DIRECTIONS FOR THIS TASK:
Select lines where the word "四闼霞敞" appears.

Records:
-*-*-

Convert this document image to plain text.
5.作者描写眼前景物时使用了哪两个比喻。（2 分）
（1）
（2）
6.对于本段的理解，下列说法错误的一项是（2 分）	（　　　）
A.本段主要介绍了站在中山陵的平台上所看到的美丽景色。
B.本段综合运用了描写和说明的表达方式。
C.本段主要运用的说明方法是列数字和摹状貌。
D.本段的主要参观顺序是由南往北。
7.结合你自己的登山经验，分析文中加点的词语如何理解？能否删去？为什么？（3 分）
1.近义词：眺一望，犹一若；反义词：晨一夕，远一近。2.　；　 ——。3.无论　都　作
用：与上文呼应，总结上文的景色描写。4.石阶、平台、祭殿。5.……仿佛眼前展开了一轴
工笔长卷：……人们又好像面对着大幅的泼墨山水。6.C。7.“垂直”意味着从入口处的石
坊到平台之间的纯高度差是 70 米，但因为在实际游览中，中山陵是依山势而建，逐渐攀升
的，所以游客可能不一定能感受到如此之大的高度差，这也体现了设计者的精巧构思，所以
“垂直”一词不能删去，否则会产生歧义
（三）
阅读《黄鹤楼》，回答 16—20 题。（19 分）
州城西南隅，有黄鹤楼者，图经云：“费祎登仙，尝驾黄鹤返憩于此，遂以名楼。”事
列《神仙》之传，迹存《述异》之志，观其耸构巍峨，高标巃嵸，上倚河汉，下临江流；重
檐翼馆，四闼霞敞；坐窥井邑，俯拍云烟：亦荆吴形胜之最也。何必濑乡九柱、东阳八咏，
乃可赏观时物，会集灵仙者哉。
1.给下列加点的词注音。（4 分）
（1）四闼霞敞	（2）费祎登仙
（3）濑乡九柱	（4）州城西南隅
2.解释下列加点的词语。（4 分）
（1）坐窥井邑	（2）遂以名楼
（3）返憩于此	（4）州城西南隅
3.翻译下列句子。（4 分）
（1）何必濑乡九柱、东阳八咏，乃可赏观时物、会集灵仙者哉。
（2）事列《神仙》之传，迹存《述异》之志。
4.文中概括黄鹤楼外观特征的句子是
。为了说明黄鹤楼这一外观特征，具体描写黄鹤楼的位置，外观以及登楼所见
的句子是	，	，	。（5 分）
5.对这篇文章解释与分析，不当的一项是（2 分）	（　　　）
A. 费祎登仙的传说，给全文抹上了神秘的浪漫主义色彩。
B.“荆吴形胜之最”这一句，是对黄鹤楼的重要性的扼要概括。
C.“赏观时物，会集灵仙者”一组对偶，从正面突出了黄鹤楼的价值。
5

-*-*-

FULL ANSWER:
檐翼馆，四闼霞敞；坐窥井邑，俯拍云烟：亦荆吴形胜之最也。何必濑乡九柱、东阳八咏，
（1）四闼霞敞	（2）费祎登仙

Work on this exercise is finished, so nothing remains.